>> begin GIVEN ENTRIES
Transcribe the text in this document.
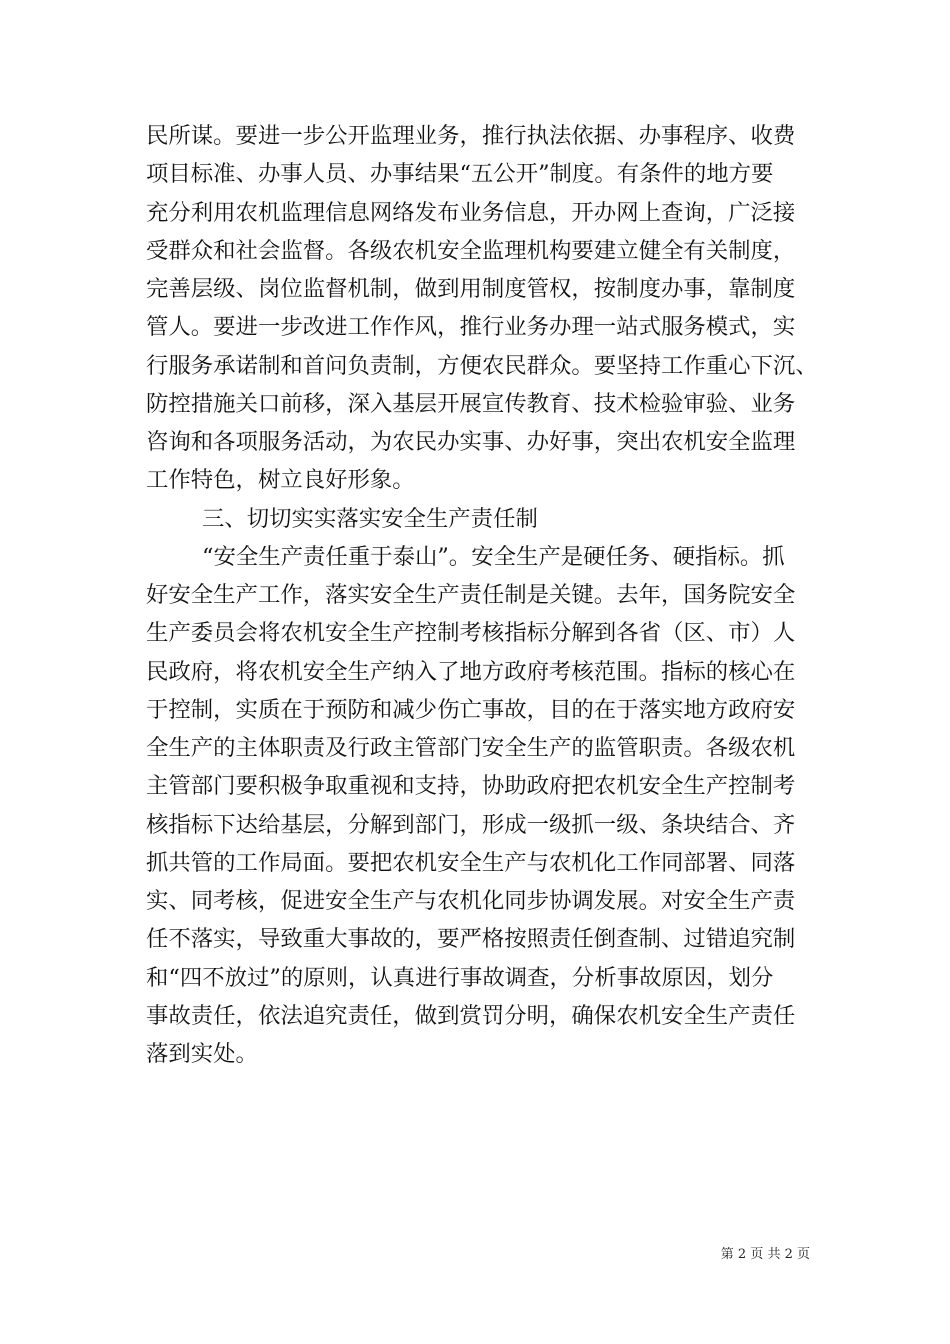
民所谋。要进一步公开监理业务，推行执法依据、办事程序、收费
项目标准、办事人员、办事结果“五公开”制度。有条件的地方要
充分利用农机监理信息网络发布业务信息，开办网上查询，广泛接
受群众和社会监督。各级农机安全监理机构要建立健全有关制度，
完善层级、岗位监督机制，做到用制度管权，按制度办事，靠制度
管人。要进一步改进工作作风，推行业务办理一站式服务模式，实
行服务承诺制和首问负责制，方便农民群众。要坚持工作重心下沉、
防控措施关口前移，深入基层开展宣传教育、技术检验审验、业务
咨询和各项服务活动，为农民办实事、办好事，突出农机安全监理
工作特色，树立良好形象。
三、切切实实落实安全生产责任制
“安全生产责任重于泰山”。安全生产是硬任务、硬指标。抓
好安全生产工作，落实安全生产责任制是关键。去年，国务院安全
生产委员会将农机安全生产控制考核指标分解到各省（区、市）人
民政府，将农机安全生产纳入了地方政府考核范围。指标的核心在
于控制，实质在于预防和减少伤亡事故，目的在于落实地方政府安
全生产的主体职责及行政主管部门安全生产的监管职责。各级农机
主管部门要积极争取重视和支持，协助政府把农机安全生产控制考
核指标下达给基层，分解到部门，形成一级抓一级、条块结合、齐
抓共管的工作局面。要把农机安全生产与农机化工作同部署、同落
实、同考核，促进安全生产与农机化同步协调发展。对安全生产责
任不落实，导致重大事故的，要严格按照责任倒查制、过错追究制
和“四不放过”的原则，认真进行事故调查，分析事故原因，划分
事故责任，依法追究责任，做到赏罚分明，确保农机安全生产责任
落到实处。
第 2 页 共 2 页
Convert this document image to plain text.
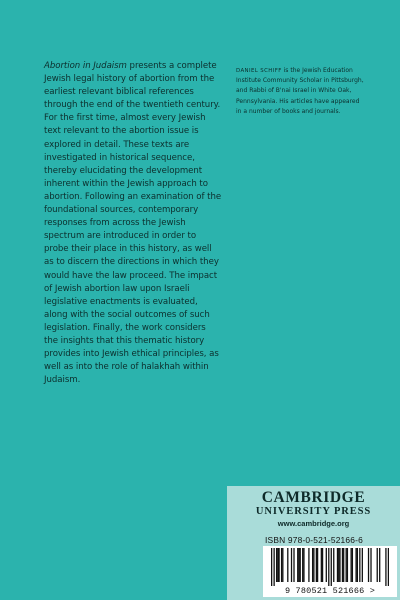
Abortion in Judaism presents a complete Jewish legal history of abortion from the earliest relevant biblical references through the end of the twentieth century. For the first time, almost every Jewish text relevant to the abortion issue is explored in detail. These texts are investigated in historical sequence, thereby elucidating the development inherent within the Jewish approach to abortion. Following an examination of the foundational sources, contemporary responses from across the Jewish spectrum are introduced in order to probe their place in this history, as well as to discern the directions in which they would have the law proceed. The impact of Jewish abortion law upon Israeli legislative enactments is evaluated, along with the social outcomes of such legislation. Finally, the work considers the insights that this thematic history provides into Jewish ethical principles, as well as into the role of halakhah within Judaism.
DANIEL SCHIFF is the Jewish Education Institute Community Scholar in Pittsburgh, and Rabbi of B'nai Israel in White Oak, Pennsylvania. His articles have appeared in a number of books and journals.
CAMBRIDGE
UNIVERSITY PRESS
www.cambridge.org
ISBN 978-0-521-52166-6
9 780521 521666 >
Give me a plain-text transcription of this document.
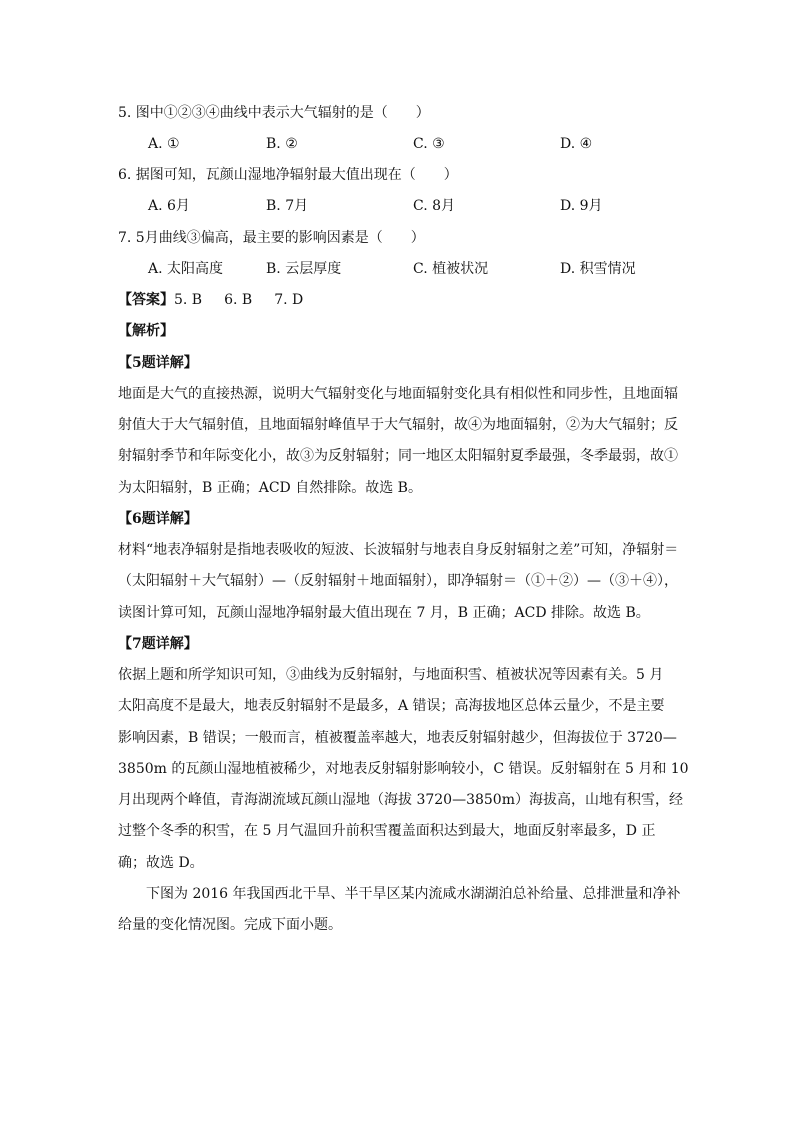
5. 图中①②③④曲线中表示大气辐射的是（　　）
A. ①	B. ②	C. ③	D. ④
6. 据图可知，瓦颜山湿地净辐射最大值出现在（　　）
A. 6月	B. 7月	C. 8月	D. 9月
7. 5月曲线③偏高，最主要的影响因素是（　　）
A. 太阳高度	B. 云层厚度	C. 植被状况	D. 积雪情况
【答案】5. B 6. B 7. D
【解析】
【5题详解】
地面是大气的直接热源，说明大气辐射变化与地面辐射变化具有相似性和同步性，且地面辐
射值大于大气辐射值，且地面辐射峰值早于大气辐射，故④为地面辐射，②为大气辐射；反
射辐射季节和年际变化小，故③为反射辐射；同一地区太阳辐射夏季最强，冬季最弱，故①
为太阳辐射，B 正确；ACD 自然排除。故选 B。
【6题详解】
材料“地表净辐射是指地表吸收的短波、长波辐射与地表自身反射辐射之差”可知，净辐射＝
（太阳辐射＋大气辐射）—（反射辐射＋地面辐射），即净辐射＝（①＋②）—（③＋④），
读图计算可知，瓦颜山湿地净辐射最大值出现在 7 月，B 正确；ACD 排除。故选 B。
【7题详解】
依据上题和所学知识可知，③曲线为反射辐射，与地面积雪、植被状况等因素有关。5 月
太阳高度不是最大，地表反射辐射不是最多，A 错误；高海拔地区总体云量少，不是主要
影响因素，B 错误；一般而言，植被覆盖率越大，地表反射辐射越少，但海拔位于 3720—
3850m 的瓦颜山湿地植被稀少，对地表反射辐射影响较小，C 错误。反射辐射在 5 月和 10
月出现两个峰值，青海湖流域瓦颜山湿地（海拔 3720—3850m）海拔高，山地有积雪，经
过整个冬季的积雪，在 5 月气温回升前积雪覆盖面积达到最大，地面反射率最多，D 正
确；故选 D。
　　下图为 2016 年我国西北干旱、半干旱区某内流咸水湖湖泊总补给量、总排泄量和净补
给量的变化情况图。完成下面小题。
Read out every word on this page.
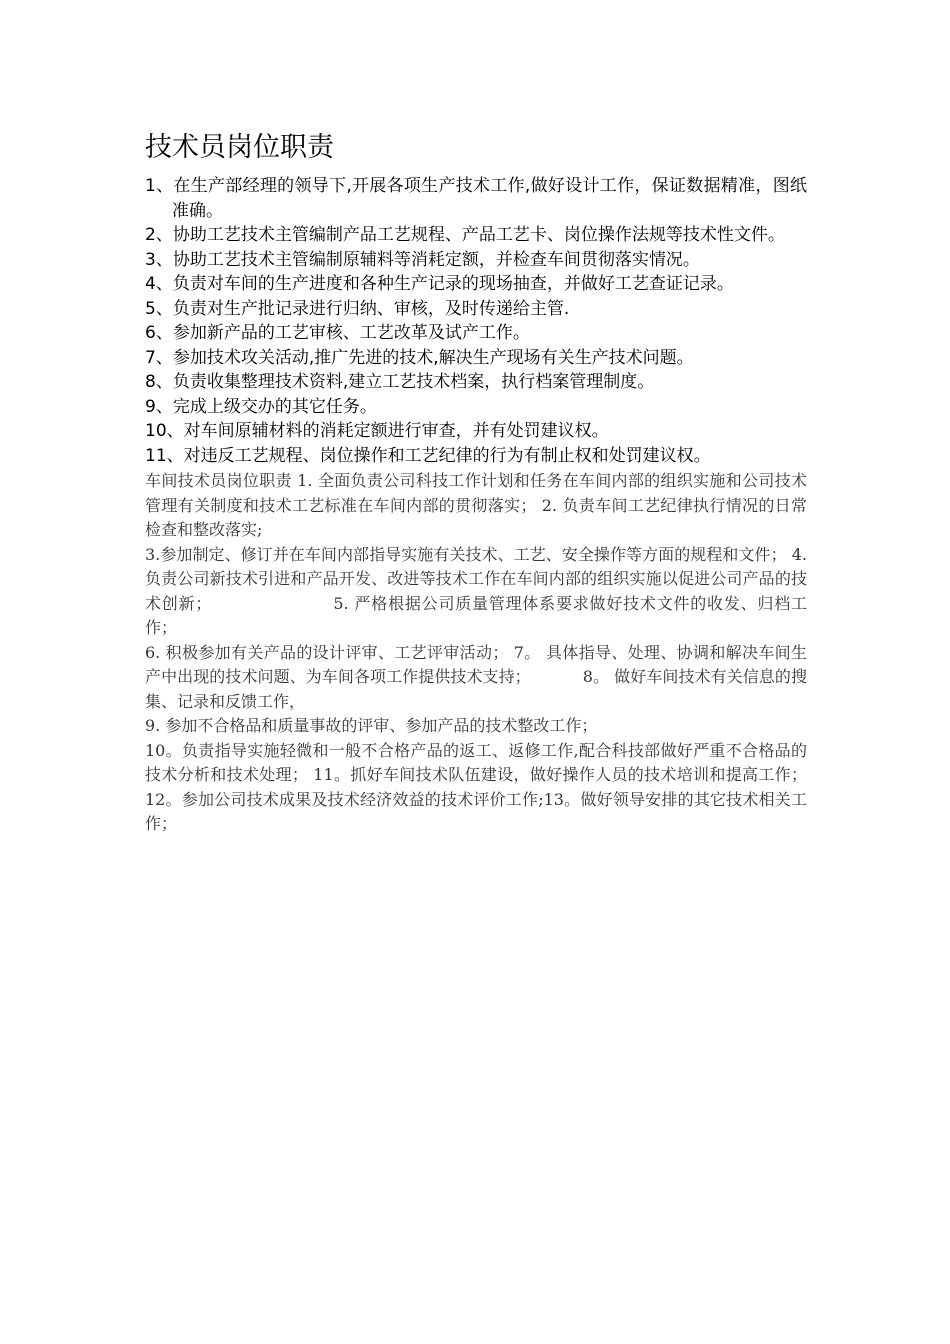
技术员岗位职责
1、在生产部经理的领导下,开展各项生产技术工作,做好设计工作，保证数据精准，图纸准确。
2、协助工艺技术主管编制产品工艺规程、产品工艺卡、岗位操作法规等技术性文件。
3、协助工艺技术主管编制原辅料等消耗定额，并检查车间贯彻落实情况。
4、负责对车间的生产进度和各种生产记录的现场抽查，并做好工艺查证记录。
5、负责对生产批记录进行归纳、审核，及时传递给主管.
6、参加新产品的工艺审核、工艺改革及试产工作。
7、参加技术攻关活动,推广先进的技术,解决生产现场有关生产技术问题。
8、负责收集整理技术资料,建立工艺技术档案，执行档案管理制度。
9、完成上级交办的其它任务。
10、对车间原辅材料的消耗定额进行审查，并有处罚建议权。
11、对违反工艺规程、岗位操作和工艺纪律的行为有制止权和处罚建议权。

车间技术员岗位职责 1. 全面负责公司科技工作计划和任务在车间内部的组织实施和公司技术管理有关制度和技术工艺标准在车间内部的贯彻落实； 2. 负责车间工艺纪律执行情况的日常检查和整改落实;

3.参加制定、修订并在车间内部指导实施有关技术、工艺、安全操作等方面的规程和文件； 4. 负责公司新技术引进和产品开发、改进等技术工作在车间内部的组织实施以促进公司产品的技术创新；	5. 严格根据公司质量管理体系要求做好技术文件的收发、归档工作；

6. 积极参加有关产品的设计评审、工艺评审活动； 7。 具体指导、处理、协调和解决车间生产中出现的技术问题、为车间各项工作提供技术支持；	8。 做好车间技术有关信息的搜集、记录和反馈工作，

9. 参加不合格品和质量事故的评审、参加产品的技术整改工作；

10。负责指导实施轻微和一般不合格产品的返工、返修工作,配合科技部做好严重不合格品的技术分析和技术处理； 11。抓好车间技术队伍建设，做好操作人员的技术培训和提高工作； 12。参加公司技术成果及技术经济效益的技术评价工作;13。做好领导安排的其它技术相关工作；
>> end GIVEN ENTRIES
WORK REQUIRED: Print the entries above exactly, taking out only the pictures.

RESPONSE BELOW:
Transcribe the text in this document.
民所谋。要进一步公开监理业务，推行执法依据、办事程序、收费
项目标准、办事人员、办事结果“五公开”制度。有条件的地方要
充分利用农机监理信息网络发布业务信息，开办网上查询，广泛接
受群众和社会监督。各级农机安全监理机构要建立健全有关制度，
完善层级、岗位监督机制，做到用制度管权，按制度办事，靠制度
管人。要进一步改进工作作风，推行业务办理一站式服务模式，实
行服务承诺制和首问负责制，方便农民群众。要坚持工作重心下沉、
防控措施关口前移，深入基层开展宣传教育、技术检验审验、业务
咨询和各项服务活动，为农民办实事、办好事，突出农机安全监理
工作特色，树立良好形象。
三、切切实实落实安全生产责任制
“安全生产责任重于泰山”。安全生产是硬任务、硬指标。抓
好安全生产工作，落实安全生产责任制是关键。去年，国务院安全
生产委员会将农机安全生产控制考核指标分解到各省（区、市）人
民政府，将农机安全生产纳入了地方政府考核范围。指标的核心在
于控制，实质在于预防和减少伤亡事故，目的在于落实地方政府安
全生产的主体职责及行政主管部门安全生产的监管职责。各级农机
主管部门要积极争取重视和支持，协助政府把农机安全生产控制考
核指标下达给基层，分解到部门，形成一级抓一级、条块结合、齐
抓共管的工作局面。要把农机安全生产与农机化工作同部署、同落
实、同考核，促进安全生产与农机化同步协调发展。对安全生产责
任不落实，导致重大事故的，要严格按照责任倒查制、过错追究制
和“四不放过”的原则，认真进行事故调查，分析事故原因，划分
事故责任，依法追究责任，做到赏罚分明，确保农机安全生产责任
落到实处。
第 2 页 共 2 页
Convert this document image to plain text.
Abortion in Judaism presents a complete Jewish legal history of abortion from the earliest relevant biblical references through the end of the twentieth century. For the first time, almost every Jewish text relevant to the abortion issue is explored in detail. These texts are investigated in historical sequence, thereby elucidating the development inherent within the Jewish approach to abortion. Following an examination of the foundational sources, contemporary responses from across the Jewish spectrum are introduced in order to probe their place in this history, as well as to discern the directions in which they would have the law proceed. The impact of Jewish abortion law upon Israeli legislative enactments is evaluated, along with the social outcomes of such legislation. Finally, the work considers the insights that this thematic history provides into Jewish ethical principles, as well as into the role of halakhah within Judaism.
DANIEL SCHIFF is the Jewish Education Institute Community Scholar in Pittsburgh, and Rabbi of B'nai Israel in White Oak, Pennsylvania. His articles have appeared in a number of books and journals.
CAMBRIDGE
UNIVERSITY PRESS
www.cambridge.org
ISBN 978-0-521-52166-6
9 780521 521666 >
Give me a plain-text transcription of this document.
5. 图中①②③④曲线中表示大气辐射的是（　　）
A. ①	B. ②	C. ③	D. ④
6. 据图可知，瓦颜山湿地净辐射最大值出现在（　　）
A. 6月	B. 7月	C. 8月	D. 9月
7. 5月曲线③偏高，最主要的影响因素是（　　）
A. 太阳高度	B. 云层厚度	C. 植被状况	D. 积雪情况
【答案】5. B 6. B 7. D
【解析】
【5题详解】
地面是大气的直接热源，说明大气辐射变化与地面辐射变化具有相似性和同步性，且地面辐
射值大于大气辐射值，且地面辐射峰值早于大气辐射，故④为地面辐射，②为大气辐射；反
射辐射季节和年际变化小，故③为反射辐射；同一地区太阳辐射夏季最强，冬季最弱，故①
为太阳辐射，B 正确；ACD 自然排除。故选 B。
【6题详解】
材料“地表净辐射是指地表吸收的短波、长波辐射与地表自身反射辐射之差”可知，净辐射＝
（太阳辐射＋大气辐射）—（反射辐射＋地面辐射），即净辐射＝（①＋②）—（③＋④），
读图计算可知，瓦颜山湿地净辐射最大值出现在 7 月，B 正确；ACD 排除。故选 B。
【7题详解】
依据上题和所学知识可知，③曲线为反射辐射，与地面积雪、植被状况等因素有关。5 月
太阳高度不是最大，地表反射辐射不是最多，A 错误；高海拔地区总体云量少，不是主要
影响因素，B 错误；一般而言，植被覆盖率越大，地表反射辐射越少，但海拔位于 3720—
3850m 的瓦颜山湿地植被稀少，对地表反射辐射影响较小，C 错误。反射辐射在 5 月和 10
月出现两个峰值，青海湖流域瓦颜山湿地（海拔 3720—3850m）海拔高，山地有积雪，经
过整个冬季的积雪，在 5 月气温回升前积雪覆盖面积达到最大，地面反射率最多，D 正
确；故选 D。
　　下图为 2016 年我国西北干旱、半干旱区某内流咸水湖湖泊总补给量、总排泄量和净补
给量的变化情况图。完成下面小题。
Read out every word on this page.
技术员岗位职责
1、在生产部经理的领导下,开展各项生产技术工作,做好设计工作，保证数据精准，图纸准确。
2、协助工艺技术主管编制产品工艺规程、产品工艺卡、岗位操作法规等技术性文件。
3、协助工艺技术主管编制原辅料等消耗定额，并检查车间贯彻落实情况。
4、负责对车间的生产进度和各种生产记录的现场抽查，并做好工艺查证记录。
5、负责对生产批记录进行归纳、审核，及时传递给主管.
6、参加新产品的工艺审核、工艺改革及试产工作。
7、参加技术攻关活动,推广先进的技术,解决生产现场有关生产技术问题。
8、负责收集整理技术资料,建立工艺技术档案，执行档案管理制度。
9、完成上级交办的其它任务。
10、对车间原辅材料的消耗定额进行审查，并有处罚建议权。
11、对违反工艺规程、岗位操作和工艺纪律的行为有制止权和处罚建议权。

车间技术员岗位职责 1. 全面负责公司科技工作计划和任务在车间内部的组织实施和公司技术管理有关制度和技术工艺标准在车间内部的贯彻落实； 2. 负责车间工艺纪律执行情况的日常检查和整改落实;

3.参加制定、修订并在车间内部指导实施有关技术、工艺、安全操作等方面的规程和文件； 4. 负责公司新技术引进和产品开发、改进等技术工作在车间内部的组织实施以促进公司产品的技术创新；	5. 严格根据公司质量管理体系要求做好技术文件的收发、归档工作；

6. 积极参加有关产品的设计评审、工艺评审活动； 7。 具体指导、处理、协调和解决车间生产中出现的技术问题、为车间各项工作提供技术支持；	8。 做好车间技术有关信息的搜集、记录和反馈工作，

9. 参加不合格品和质量事故的评审、参加产品的技术整改工作；

10。负责指导实施轻微和一般不合格产品的返工、返修工作,配合科技部做好严重不合格品的技术分析和技术处理； 11。抓好车间技术队伍建设，做好操作人员的技术培训和提高工作； 12。参加公司技术成果及技术经济效益的技术评价工作;13。做好领导安排的其它技术相关工作；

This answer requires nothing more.